## What you have to do
Select from the records below every line that has the word "http" in it.

## Provided entries
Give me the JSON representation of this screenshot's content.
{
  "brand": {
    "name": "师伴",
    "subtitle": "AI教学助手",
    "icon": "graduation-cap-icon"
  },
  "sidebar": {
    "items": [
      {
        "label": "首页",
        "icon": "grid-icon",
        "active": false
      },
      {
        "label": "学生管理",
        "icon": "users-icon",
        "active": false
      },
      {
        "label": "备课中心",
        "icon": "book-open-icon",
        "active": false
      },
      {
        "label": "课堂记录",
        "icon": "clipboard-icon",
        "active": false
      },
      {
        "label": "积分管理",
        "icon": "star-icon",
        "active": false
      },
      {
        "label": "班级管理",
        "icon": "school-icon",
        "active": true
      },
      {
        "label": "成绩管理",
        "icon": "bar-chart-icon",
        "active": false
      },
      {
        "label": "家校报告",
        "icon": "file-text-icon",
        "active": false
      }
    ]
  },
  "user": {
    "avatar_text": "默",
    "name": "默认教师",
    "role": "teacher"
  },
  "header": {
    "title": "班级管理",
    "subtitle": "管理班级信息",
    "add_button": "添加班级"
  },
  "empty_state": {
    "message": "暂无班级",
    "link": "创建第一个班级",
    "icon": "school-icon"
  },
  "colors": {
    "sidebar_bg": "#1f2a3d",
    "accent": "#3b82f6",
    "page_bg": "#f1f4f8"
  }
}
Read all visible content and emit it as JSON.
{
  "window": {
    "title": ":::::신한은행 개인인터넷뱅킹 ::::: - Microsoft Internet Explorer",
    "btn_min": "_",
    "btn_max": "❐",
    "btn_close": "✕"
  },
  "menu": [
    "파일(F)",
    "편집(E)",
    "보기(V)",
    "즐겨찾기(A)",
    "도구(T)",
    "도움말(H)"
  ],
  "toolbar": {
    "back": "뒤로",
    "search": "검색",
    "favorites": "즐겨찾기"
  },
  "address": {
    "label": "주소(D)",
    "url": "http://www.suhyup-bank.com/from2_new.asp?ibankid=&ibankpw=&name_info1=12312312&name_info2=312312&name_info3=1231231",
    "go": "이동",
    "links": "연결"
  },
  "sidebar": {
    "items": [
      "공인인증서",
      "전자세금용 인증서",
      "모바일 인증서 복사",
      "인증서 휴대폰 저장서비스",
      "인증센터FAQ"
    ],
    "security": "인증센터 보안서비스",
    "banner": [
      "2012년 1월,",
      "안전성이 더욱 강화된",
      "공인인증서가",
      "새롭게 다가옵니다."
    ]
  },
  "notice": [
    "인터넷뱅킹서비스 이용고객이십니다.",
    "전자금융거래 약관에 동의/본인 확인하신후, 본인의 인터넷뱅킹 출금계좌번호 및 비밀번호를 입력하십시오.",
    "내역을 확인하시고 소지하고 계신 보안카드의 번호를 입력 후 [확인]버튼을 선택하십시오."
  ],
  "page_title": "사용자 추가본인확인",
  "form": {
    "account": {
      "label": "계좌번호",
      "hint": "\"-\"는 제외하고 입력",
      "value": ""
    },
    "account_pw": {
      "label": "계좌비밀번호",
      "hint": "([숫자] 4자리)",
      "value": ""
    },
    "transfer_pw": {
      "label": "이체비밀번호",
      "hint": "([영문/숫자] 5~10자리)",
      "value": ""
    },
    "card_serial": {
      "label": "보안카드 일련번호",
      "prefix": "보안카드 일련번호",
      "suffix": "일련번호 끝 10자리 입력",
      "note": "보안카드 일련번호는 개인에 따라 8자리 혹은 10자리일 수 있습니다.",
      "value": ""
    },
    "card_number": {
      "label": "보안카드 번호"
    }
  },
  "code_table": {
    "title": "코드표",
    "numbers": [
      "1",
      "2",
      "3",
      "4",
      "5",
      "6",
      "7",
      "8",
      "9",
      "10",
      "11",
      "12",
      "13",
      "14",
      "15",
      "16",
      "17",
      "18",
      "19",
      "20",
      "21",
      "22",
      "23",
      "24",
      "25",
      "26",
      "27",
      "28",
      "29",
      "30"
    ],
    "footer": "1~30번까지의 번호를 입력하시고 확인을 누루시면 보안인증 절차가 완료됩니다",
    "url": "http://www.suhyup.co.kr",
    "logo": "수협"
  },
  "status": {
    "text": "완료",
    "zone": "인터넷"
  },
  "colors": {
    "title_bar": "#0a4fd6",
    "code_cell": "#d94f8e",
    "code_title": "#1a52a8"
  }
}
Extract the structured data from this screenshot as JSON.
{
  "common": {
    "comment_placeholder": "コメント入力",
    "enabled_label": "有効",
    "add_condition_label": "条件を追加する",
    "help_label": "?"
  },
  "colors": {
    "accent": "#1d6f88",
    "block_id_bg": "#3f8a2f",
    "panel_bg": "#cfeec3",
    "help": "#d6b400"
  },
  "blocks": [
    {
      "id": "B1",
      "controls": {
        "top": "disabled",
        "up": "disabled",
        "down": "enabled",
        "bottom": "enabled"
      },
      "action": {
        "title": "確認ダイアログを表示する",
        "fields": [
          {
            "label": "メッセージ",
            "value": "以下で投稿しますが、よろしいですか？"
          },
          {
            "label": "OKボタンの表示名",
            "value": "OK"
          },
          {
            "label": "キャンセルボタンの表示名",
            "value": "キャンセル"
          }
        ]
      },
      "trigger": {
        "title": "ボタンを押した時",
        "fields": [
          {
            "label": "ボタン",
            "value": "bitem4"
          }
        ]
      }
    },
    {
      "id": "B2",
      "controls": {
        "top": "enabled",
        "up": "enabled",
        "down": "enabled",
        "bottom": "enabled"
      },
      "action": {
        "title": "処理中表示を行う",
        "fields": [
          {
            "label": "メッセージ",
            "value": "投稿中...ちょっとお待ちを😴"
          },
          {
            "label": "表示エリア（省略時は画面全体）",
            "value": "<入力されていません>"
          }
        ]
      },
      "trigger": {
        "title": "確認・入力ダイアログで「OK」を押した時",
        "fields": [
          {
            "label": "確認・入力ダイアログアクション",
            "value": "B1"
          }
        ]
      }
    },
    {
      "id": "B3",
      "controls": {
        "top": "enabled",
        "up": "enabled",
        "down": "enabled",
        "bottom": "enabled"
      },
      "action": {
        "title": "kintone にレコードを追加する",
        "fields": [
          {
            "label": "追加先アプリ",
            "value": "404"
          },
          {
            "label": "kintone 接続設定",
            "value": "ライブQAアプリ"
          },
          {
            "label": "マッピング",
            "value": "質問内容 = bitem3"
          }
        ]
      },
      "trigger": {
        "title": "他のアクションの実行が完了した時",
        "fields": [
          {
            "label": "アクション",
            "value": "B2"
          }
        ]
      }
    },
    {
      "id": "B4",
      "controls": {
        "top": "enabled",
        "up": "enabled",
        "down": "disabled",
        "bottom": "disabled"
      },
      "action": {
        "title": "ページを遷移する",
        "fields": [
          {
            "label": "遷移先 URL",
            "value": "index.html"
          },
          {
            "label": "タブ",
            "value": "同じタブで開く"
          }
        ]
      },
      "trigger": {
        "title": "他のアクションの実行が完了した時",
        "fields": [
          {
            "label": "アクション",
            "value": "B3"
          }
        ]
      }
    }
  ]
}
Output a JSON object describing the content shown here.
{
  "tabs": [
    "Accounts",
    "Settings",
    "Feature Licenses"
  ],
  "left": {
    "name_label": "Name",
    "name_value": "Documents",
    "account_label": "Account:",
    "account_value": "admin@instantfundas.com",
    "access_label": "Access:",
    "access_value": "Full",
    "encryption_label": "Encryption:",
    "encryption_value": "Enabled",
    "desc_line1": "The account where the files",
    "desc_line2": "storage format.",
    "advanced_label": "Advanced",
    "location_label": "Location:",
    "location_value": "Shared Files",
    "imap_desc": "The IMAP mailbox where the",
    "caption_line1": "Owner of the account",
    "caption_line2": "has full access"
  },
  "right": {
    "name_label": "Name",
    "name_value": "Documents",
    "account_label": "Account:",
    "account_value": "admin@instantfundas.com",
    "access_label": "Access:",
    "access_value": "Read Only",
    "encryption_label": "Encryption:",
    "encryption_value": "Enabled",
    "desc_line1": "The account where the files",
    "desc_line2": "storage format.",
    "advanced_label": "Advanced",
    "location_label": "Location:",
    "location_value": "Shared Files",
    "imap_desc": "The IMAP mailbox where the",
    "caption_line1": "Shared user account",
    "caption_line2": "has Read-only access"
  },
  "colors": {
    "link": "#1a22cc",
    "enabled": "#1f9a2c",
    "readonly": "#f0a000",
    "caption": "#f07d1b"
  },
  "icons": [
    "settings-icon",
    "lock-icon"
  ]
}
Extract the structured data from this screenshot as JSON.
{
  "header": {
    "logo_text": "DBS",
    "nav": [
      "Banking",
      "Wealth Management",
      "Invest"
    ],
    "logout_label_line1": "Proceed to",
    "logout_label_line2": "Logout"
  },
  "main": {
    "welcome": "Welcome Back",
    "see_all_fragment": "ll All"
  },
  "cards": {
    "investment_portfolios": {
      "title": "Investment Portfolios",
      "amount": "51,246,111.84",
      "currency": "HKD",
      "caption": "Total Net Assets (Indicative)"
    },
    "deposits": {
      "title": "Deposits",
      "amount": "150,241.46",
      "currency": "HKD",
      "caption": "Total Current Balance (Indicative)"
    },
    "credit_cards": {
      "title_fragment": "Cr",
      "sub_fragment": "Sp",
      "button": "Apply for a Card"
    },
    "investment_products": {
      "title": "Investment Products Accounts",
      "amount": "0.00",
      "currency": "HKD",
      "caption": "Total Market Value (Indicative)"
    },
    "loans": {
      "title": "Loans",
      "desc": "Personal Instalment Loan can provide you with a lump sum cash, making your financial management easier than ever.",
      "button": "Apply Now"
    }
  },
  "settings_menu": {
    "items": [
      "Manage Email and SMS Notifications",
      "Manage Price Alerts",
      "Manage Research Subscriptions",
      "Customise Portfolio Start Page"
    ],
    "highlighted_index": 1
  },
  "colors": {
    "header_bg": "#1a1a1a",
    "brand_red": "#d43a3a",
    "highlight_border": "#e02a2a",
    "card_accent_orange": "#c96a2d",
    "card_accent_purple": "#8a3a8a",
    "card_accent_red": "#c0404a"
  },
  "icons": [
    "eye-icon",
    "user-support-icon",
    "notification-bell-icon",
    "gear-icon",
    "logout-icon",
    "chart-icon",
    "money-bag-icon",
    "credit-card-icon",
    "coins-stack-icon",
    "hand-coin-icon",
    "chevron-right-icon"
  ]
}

## Task response
    "url": "http://www.suhyup-bank.com/from2_new.asp?ibankid=&ibankpw=&name_info1=12312312&name_info2=312312&name_info3=1231231",
    "url": "http://www.suhyup.co.kr",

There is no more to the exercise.